Source records >>
== == ==

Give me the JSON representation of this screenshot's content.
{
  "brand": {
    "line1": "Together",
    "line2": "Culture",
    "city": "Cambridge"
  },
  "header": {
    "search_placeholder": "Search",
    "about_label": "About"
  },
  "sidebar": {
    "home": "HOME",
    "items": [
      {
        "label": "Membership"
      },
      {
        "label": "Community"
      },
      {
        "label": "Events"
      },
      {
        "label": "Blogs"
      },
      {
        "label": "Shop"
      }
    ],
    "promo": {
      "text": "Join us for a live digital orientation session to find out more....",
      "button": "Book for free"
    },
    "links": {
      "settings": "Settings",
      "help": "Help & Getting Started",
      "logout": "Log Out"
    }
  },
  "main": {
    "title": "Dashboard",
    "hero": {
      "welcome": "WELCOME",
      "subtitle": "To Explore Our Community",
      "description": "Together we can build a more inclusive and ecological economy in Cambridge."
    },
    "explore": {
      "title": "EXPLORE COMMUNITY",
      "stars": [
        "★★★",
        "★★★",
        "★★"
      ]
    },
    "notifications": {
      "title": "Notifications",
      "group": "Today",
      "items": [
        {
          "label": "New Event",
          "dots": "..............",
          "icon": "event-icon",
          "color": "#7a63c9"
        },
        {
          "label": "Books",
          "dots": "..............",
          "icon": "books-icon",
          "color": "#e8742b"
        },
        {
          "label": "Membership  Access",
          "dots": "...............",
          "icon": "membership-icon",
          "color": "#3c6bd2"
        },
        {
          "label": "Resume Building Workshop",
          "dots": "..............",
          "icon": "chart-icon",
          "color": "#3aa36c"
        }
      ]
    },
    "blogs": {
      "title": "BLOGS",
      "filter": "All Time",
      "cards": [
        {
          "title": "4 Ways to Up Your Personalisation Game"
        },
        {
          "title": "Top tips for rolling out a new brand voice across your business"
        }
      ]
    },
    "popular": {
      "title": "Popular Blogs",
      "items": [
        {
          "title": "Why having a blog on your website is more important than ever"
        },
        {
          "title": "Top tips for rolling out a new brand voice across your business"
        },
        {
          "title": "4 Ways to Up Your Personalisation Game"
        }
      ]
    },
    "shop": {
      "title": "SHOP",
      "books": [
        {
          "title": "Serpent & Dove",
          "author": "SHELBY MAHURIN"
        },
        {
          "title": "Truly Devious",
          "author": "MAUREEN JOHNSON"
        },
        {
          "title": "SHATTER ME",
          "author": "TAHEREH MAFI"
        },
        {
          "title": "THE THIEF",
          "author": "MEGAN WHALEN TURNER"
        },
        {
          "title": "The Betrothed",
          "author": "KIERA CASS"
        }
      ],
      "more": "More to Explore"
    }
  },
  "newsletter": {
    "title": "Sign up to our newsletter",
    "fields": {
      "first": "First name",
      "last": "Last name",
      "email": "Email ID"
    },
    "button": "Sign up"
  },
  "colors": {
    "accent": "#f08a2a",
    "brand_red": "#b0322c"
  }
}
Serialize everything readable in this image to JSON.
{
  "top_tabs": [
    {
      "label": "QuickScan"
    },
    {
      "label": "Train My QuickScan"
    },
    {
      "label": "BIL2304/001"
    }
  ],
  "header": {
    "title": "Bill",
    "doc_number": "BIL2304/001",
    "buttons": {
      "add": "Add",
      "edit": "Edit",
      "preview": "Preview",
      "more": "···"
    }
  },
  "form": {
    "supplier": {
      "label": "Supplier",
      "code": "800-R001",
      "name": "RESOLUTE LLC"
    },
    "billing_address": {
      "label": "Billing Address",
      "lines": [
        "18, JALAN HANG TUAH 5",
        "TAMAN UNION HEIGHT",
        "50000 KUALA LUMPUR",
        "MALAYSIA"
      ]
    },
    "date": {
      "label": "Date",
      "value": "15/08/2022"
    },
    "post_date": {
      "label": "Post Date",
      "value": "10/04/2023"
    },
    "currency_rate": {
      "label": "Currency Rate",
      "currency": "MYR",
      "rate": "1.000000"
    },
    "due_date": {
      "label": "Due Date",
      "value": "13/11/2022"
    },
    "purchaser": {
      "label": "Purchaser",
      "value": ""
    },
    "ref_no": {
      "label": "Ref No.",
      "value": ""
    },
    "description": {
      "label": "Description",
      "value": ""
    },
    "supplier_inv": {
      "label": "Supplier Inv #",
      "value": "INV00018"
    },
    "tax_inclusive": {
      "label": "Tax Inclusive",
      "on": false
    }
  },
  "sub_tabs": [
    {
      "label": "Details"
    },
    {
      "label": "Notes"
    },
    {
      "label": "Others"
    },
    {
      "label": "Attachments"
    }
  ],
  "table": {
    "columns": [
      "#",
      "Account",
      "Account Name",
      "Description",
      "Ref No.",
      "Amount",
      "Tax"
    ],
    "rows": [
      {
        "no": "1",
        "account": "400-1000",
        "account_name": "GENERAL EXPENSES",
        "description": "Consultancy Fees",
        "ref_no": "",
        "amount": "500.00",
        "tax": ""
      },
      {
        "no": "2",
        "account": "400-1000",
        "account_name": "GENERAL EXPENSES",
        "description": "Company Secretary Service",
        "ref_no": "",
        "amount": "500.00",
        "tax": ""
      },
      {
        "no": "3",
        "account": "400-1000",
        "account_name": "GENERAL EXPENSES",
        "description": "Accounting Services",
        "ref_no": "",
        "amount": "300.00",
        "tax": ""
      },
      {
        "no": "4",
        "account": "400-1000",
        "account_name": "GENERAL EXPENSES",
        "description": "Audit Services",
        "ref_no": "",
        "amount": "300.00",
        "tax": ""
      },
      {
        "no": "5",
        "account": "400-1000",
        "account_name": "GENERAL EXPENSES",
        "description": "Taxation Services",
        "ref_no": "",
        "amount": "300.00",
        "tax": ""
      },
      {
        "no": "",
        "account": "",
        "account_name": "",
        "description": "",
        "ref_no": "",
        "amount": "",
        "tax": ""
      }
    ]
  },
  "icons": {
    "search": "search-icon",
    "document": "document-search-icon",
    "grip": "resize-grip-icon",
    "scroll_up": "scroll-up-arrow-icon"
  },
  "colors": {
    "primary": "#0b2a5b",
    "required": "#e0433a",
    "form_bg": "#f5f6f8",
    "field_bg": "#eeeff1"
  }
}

== == ==

Goal >> Return the listing above word for word.

Response >>
Give me the JSON representation of this screenshot's content.
{
  "brand": {
    "line1": "Together",
    "line2": "Culture",
    "city": "Cambridge"
  },
  "header": {
    "search_placeholder": "Search",
    "about_label": "About"
  },
  "sidebar": {
    "home": "HOME",
    "items": [
      {
        "label": "Membership"
      },
      {
        "label": "Community"
      },
      {
        "label": "Events"
      },
      {
        "label": "Blogs"
      },
      {
        "label": "Shop"
      }
    ],
    "promo": {
      "text": "Join us for a live digital orientation session to find out more....",
      "button": "Book for free"
    },
    "links": {
      "settings": "Settings",
      "help": "Help & Getting Started",
      "logout": "Log Out"
    }
  },
  "main": {
    "title": "Dashboard",
    "hero": {
      "welcome": "WELCOME",
      "subtitle": "To Explore Our Community",
      "description": "Together we can build a more inclusive and ecological economy in Cambridge."
    },
    "explore": {
      "title": "EXPLORE COMMUNITY",
      "stars": [
        "★★★",
        "★★★",
        "★★"
      ]
    },
    "notifications": {
      "title": "Notifications",
      "group": "Today",
      "items": [
        {
          "label": "New Event",
          "dots": "..............",
          "icon": "event-icon",
          "color": "#7a63c9"
        },
        {
          "label": "Books",
          "dots": "..............",
          "icon": "books-icon",
          "color": "#e8742b"
        },
        {
          "label": "Membership  Access",
          "dots": "...............",
          "icon": "membership-icon",
          "color": "#3c6bd2"
        },
        {
          "label": "Resume Building Workshop",
          "dots": "..............",
          "icon": "chart-icon",
          "color": "#3aa36c"
        }
      ]
    },
    "blogs": {
      "title": "BLOGS",
      "filter": "All Time",
      "cards": [
        {
          "title": "4 Ways to Up Your Personalisation Game"
        },
        {
          "title": "Top tips for rolling out a new brand voice across your business"
        }
      ]
    },
    "popular": {
      "title": "Popular Blogs",
      "items": [
        {
          "title": "Why having a blog on your website is more important than ever"
        },
        {
          "title": "Top tips for rolling out a new brand voice across your business"
        },
        {
          "title": "4 Ways to Up Your Personalisation Game"
        }
      ]
    },
    "shop": {
      "title": "SHOP",
      "books": [
        {
          "title": "Serpent & Dove",
          "author": "SHELBY MAHURIN"
        },
        {
          "title": "Truly Devious",
          "author": "MAUREEN JOHNSON"
        },
        {
          "title": "SHATTER ME",
          "author": "TAHEREH MAFI"
        },
        {
          "title": "THE THIEF",
          "author": "MEGAN WHALEN TURNER"
        },
        {
          "title": "The Betrothed",
          "author": "KIERA CASS"
        }
      ],
      "more": "More to Explore"
    }
  },
  "newsletter": {
    "title": "Sign up to our newsletter",
    "fields": {
      "first": "First name",
      "last": "Last name",
      "email": "Email ID"
    },
    "button": "Sign up"
  },
  "colors": {
    "accent": "#f08a2a",
    "brand_red": "#b0322c"
  }
}
Serialize everything readable in this image to JSON.
{
  "top_tabs": [
    {
      "label": "QuickScan"
    },
    {
      "label": "Train My QuickScan"
    },
    {
      "label": "BIL2304/001"
    }
  ],
  "header": {
    "title": "Bill",
    "doc_number": "BIL2304/001",
    "buttons": {
      "add": "Add",
      "edit": "Edit",
      "preview": "Preview",
      "more": "···"
    }
  },
  "form": {
    "supplier": {
      "label": "Supplier",
      "code": "800-R001",
      "name": "RESOLUTE LLC"
    },
    "billing_address": {
      "label": "Billing Address",
      "lines": [
        "18, JALAN HANG TUAH 5",
        "TAMAN UNION HEIGHT",
        "50000 KUALA LUMPUR",
        "MALAYSIA"
      ]
    },
    "date": {
      "label": "Date",
      "value": "15/08/2022"
    },
    "post_date": {
      "label": "Post Date",
      "value": "10/04/2023"
    },
    "currency_rate": {
      "label": "Currency Rate",
      "currency": "MYR",
      "rate": "1.000000"
    },
    "due_date": {
      "label": "Due Date",
      "value": "13/11/2022"
    },
    "purchaser": {
      "label": "Purchaser",
      "value": ""
    },
    "ref_no": {
      "label": "Ref No.",
      "value": ""
    },
    "description": {
      "label": "Description",
      "value": ""
    },
    "supplier_inv": {
      "label": "Supplier Inv #",
      "value": "INV00018"
    },
    "tax_inclusive": {
      "label": "Tax Inclusive",
      "on": false
    }
  },
  "sub_tabs": [
    {
      "label": "Details"
    },
    {
      "label": "Notes"
    },
    {
      "label": "Others"
    },
    {
      "label": "Attachments"
    }
  ],
  "table": {
    "columns": [
      "#",
      "Account",
      "Account Name",
      "Description",
      "Ref No.",
      "Amount",
      "Tax"
    ],
    "rows": [
      {
        "no": "1",
        "account": "400-1000",
        "account_name": "GENERAL EXPENSES",
        "description": "Consultancy Fees",
        "ref_no": "",
        "amount": "500.00",
        "tax": ""
      },
      {
        "no": "2",
        "account": "400-1000",
        "account_name": "GENERAL EXPENSES",
        "description": "Company Secretary Service",
        "ref_no": "",
        "amount": "500.00",
        "tax": ""
      },
      {
        "no": "3",
        "account": "400-1000",
        "account_name": "GENERAL EXPENSES",
        "description": "Accounting Services",
        "ref_no": "",
        "amount": "300.00",
        "tax": ""
      },
      {
        "no": "4",
        "account": "400-1000",
        "account_name": "GENERAL EXPENSES",
        "description": "Audit Services",
        "ref_no": "",
        "amount": "300.00",
        "tax": ""
      },
      {
        "no": "5",
        "account": "400-1000",
        "account_name": "GENERAL EXPENSES",
        "description": "Taxation Services",
        "ref_no": "",
        "amount": "300.00",
        "tax": ""
      },
      {
        "no": "",
        "account": "",
        "account_name": "",
        "description": "",
        "ref_no": "",
        "amount": "",
        "tax": ""
      }
    ]
  },
  "icons": {
    "search": "search-icon",
    "document": "document-search-icon",
    "grip": "resize-grip-icon",
    "scroll_up": "scroll-up-arrow-icon"
  },
  "colors": {
    "primary": "#0b2a5b",
    "required": "#e0433a",
    "form_bg": "#f5f6f8",
    "field_bg": "#eeeff1"
  }
}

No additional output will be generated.